Starting with the line that contains "Serialize everything readable", copy each line exactly through the end of the listing, and omit all pictures.

→ **Exercise data**:
start
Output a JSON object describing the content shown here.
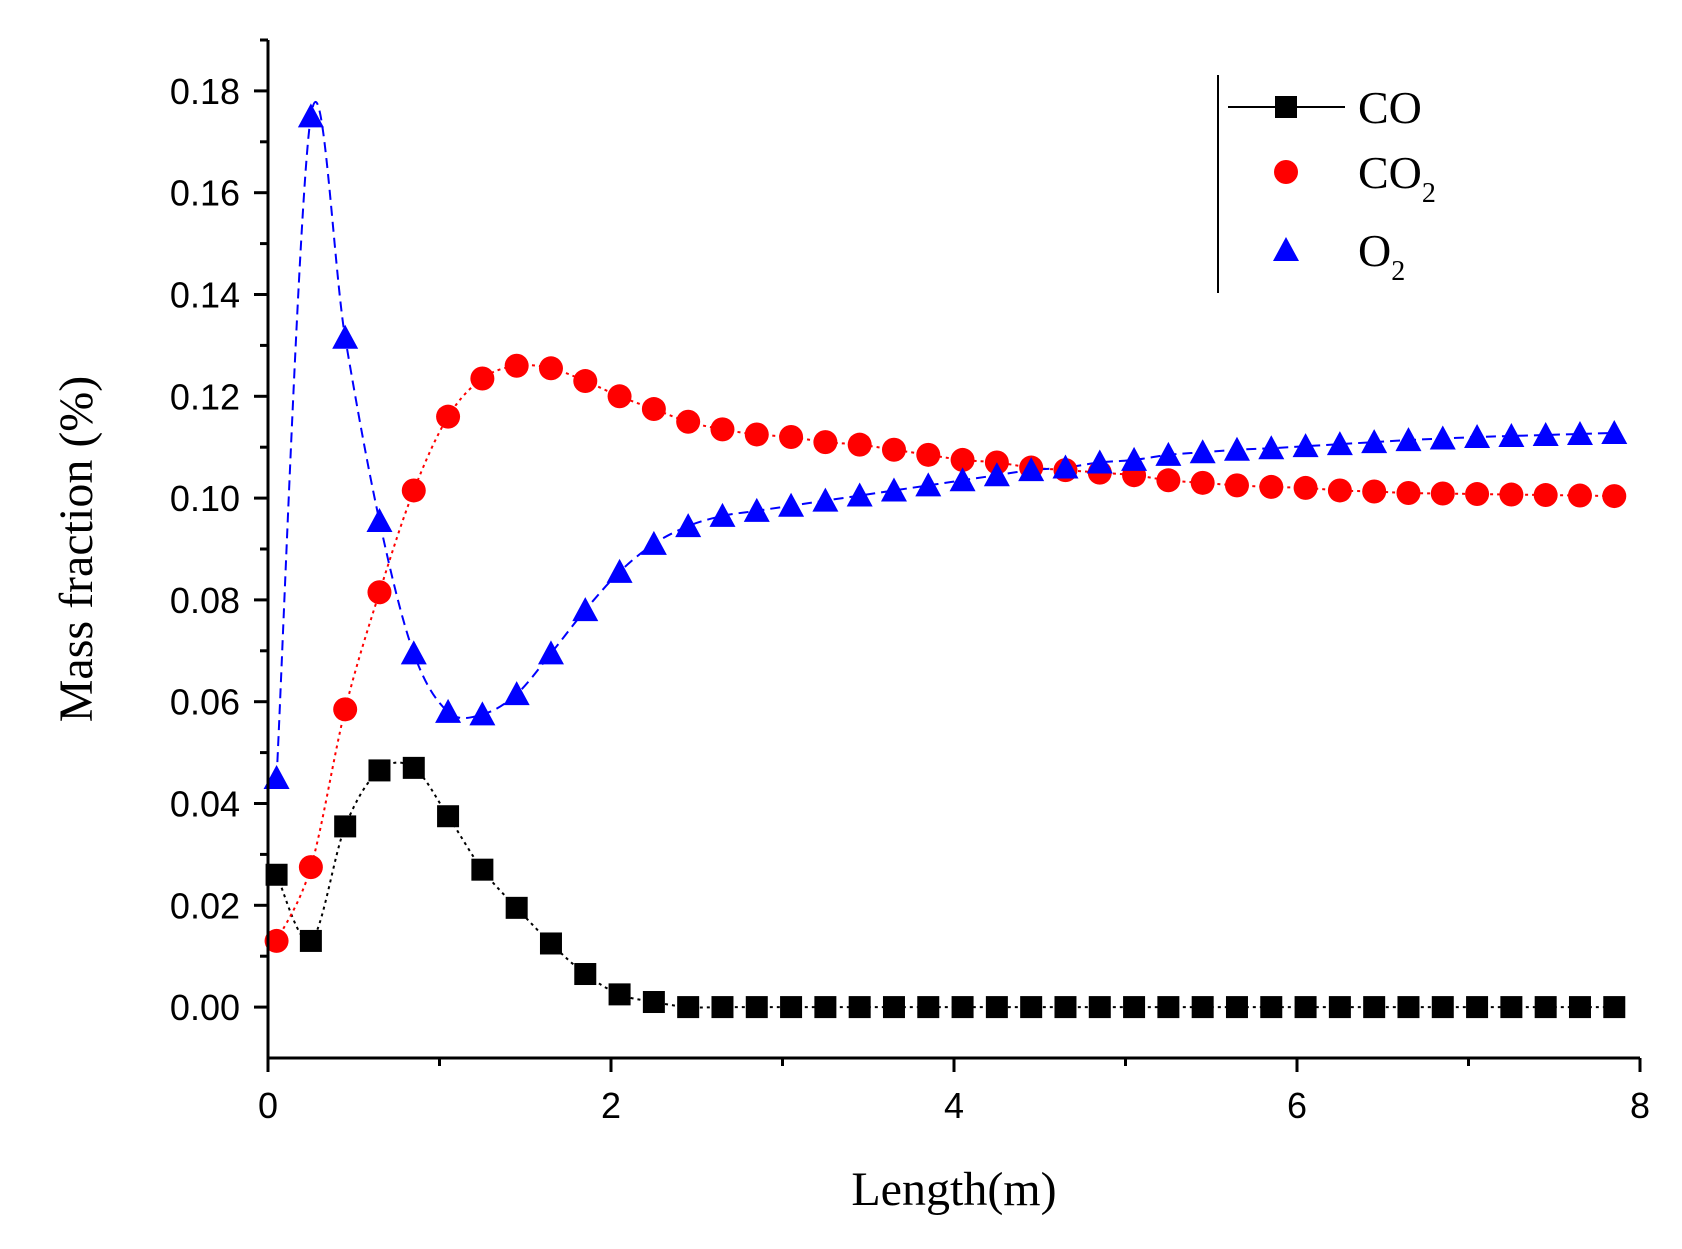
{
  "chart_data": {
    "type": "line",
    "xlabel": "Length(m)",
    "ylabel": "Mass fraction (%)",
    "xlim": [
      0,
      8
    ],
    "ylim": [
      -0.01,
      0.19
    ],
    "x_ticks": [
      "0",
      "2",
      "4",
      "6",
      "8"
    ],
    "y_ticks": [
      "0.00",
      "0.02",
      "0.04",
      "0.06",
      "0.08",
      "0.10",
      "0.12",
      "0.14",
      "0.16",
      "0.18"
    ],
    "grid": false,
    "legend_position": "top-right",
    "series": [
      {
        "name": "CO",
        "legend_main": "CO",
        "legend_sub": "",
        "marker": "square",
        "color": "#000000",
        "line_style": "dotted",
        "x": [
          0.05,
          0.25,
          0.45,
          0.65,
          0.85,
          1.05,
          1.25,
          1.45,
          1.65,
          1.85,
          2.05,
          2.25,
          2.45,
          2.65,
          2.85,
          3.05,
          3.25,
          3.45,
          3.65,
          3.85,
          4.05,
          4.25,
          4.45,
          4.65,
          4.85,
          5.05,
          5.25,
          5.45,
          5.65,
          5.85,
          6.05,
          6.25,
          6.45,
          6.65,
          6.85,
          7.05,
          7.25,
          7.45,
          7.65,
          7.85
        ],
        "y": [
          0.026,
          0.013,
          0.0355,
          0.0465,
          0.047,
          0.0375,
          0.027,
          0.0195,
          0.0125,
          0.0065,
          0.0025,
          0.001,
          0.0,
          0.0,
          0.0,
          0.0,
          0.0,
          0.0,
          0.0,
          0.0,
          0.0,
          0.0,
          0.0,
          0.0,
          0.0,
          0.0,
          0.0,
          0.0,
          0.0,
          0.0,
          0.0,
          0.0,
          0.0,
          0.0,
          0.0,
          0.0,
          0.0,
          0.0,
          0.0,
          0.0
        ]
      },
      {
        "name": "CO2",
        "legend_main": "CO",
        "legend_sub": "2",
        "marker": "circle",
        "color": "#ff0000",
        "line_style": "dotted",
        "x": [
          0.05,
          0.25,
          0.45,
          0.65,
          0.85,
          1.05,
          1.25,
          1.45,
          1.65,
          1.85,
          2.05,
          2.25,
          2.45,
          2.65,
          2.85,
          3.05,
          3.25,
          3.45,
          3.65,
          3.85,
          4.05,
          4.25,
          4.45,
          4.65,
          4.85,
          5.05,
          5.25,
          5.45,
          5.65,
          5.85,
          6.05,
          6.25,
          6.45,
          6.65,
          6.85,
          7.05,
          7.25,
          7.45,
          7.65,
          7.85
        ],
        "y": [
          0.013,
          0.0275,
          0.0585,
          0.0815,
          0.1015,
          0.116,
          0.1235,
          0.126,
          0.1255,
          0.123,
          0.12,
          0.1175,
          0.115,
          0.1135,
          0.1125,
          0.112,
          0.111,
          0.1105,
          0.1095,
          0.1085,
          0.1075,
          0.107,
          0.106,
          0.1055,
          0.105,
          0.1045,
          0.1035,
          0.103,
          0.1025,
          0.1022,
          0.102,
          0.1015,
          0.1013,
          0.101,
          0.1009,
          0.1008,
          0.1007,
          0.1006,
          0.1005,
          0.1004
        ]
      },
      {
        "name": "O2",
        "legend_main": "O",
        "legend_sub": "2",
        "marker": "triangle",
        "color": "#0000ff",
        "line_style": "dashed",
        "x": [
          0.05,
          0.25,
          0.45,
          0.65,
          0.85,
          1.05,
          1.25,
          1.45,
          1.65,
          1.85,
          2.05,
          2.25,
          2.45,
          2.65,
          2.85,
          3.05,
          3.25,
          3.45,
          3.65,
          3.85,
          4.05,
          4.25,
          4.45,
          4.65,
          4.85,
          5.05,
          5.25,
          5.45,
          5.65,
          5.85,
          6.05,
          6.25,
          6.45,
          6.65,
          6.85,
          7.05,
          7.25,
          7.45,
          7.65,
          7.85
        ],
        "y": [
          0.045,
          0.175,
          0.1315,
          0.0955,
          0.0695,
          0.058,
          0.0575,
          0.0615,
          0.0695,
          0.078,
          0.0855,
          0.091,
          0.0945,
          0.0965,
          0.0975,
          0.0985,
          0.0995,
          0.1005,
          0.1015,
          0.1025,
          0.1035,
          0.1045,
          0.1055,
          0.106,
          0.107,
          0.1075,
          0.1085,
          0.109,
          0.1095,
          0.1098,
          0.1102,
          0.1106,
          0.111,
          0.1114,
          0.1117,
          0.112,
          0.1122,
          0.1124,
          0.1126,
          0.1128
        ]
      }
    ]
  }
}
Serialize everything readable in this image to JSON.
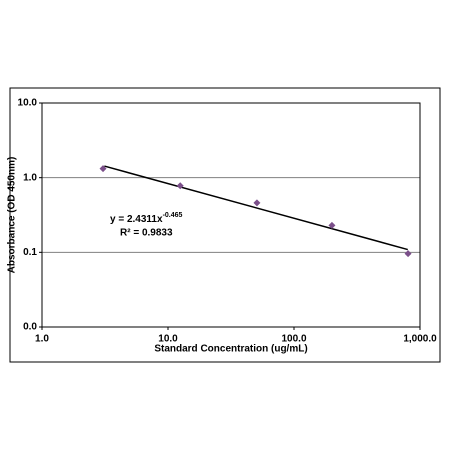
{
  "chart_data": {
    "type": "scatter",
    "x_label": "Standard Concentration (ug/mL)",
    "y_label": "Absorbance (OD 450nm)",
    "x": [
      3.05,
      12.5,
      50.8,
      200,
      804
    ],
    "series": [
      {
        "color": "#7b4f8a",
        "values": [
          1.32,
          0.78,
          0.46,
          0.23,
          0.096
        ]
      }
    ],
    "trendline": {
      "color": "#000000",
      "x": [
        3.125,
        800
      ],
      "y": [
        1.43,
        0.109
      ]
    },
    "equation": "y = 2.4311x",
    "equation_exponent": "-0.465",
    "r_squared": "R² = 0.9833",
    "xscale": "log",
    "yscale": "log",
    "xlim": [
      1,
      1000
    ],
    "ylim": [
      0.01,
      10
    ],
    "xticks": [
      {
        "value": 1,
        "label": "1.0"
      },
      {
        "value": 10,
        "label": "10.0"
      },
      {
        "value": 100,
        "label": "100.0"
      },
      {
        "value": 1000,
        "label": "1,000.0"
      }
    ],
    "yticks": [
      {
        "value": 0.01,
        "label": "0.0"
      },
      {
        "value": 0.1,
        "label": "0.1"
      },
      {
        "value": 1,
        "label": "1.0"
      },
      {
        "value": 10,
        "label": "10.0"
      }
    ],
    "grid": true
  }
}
end
→ **Reply**:
Serialize everything readable in this image to JSON.
{
  "chart_data": {
    "type": "scatter",
    "x_label": "Standard Concentration (ug/mL)",
    "y_label": "Absorbance (OD 450nm)",
    "x": [
      3.05,
      12.5,
      50.8,
      200,
      804
    ],
    "series": [
      {
        "color": "#7b4f8a",
        "values": [
          1.32,
          0.78,
          0.46,
          0.23,
          0.096
        ]
      }
    ],
    "trendline": {
      "color": "#000000",
      "x": [
        3.125,
        800
      ],
      "y": [
        1.43,
        0.109
      ]
    },
    "equation": "y = 2.4311x",
    "equation_exponent": "-0.465",
    "r_squared": "R² = 0.9833",
    "xscale": "log",
    "yscale": "log",
    "xlim": [
      1,
      1000
    ],
    "ylim": [
      0.01,
      10
    ],
    "xticks": [
      {
        "value": 1,
        "label": "1.0"
      },
      {
        "value": 10,
        "label": "10.0"
      },
      {
        "value": 100,
        "label": "100.0"
      },
      {
        "value": 1000,
        "label": "1,000.0"
      }
    ],
    "yticks": [
      {
        "value": 0.01,
        "label": "0.0"
      },
      {
        "value": 0.1,
        "label": "0.1"
      },
      {
        "value": 1,
        "label": "1.0"
      },
      {
        "value": 10,
        "label": "10.0"
      }
    ],
    "grid": true
  }
}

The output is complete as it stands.